> **TASK DETAILS**
Using the material that follows, identify and copy each line with the string "saved".

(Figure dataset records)

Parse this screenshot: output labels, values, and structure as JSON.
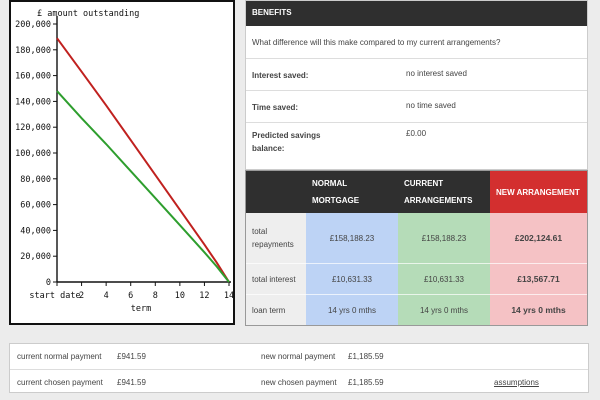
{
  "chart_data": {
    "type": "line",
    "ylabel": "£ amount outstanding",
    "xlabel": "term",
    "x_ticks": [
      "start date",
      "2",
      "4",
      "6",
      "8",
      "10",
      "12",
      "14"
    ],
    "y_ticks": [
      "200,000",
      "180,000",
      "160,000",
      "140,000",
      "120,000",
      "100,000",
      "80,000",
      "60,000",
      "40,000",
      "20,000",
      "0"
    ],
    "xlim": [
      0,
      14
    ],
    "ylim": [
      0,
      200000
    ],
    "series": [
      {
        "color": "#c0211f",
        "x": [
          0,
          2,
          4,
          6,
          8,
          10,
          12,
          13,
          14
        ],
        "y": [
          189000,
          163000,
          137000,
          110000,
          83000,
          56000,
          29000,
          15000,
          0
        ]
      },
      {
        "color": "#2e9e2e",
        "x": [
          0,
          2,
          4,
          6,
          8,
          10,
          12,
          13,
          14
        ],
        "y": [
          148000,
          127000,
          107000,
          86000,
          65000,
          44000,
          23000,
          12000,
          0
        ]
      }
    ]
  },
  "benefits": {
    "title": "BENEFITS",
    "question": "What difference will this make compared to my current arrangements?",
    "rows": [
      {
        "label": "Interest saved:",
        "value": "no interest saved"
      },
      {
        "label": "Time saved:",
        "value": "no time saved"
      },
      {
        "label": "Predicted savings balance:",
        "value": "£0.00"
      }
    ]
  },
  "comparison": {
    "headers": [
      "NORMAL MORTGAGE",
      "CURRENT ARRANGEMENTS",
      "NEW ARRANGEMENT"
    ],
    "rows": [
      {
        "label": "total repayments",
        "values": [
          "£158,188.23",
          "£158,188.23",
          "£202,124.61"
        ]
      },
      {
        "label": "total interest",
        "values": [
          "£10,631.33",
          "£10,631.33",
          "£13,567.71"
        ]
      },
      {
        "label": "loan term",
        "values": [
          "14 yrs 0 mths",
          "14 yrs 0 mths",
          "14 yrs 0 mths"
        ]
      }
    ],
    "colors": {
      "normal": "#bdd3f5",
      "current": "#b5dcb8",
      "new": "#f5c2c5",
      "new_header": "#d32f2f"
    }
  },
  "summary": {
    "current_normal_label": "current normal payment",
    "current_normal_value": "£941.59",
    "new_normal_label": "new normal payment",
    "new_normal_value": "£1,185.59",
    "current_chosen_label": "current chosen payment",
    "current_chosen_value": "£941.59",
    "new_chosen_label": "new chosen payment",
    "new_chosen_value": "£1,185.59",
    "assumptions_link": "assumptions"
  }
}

> **RESULT OF THIS TASK**
        "label": "Interest saved:",
        "value": "no interest saved"
        "label": "Time saved:",
        "value": "no time saved"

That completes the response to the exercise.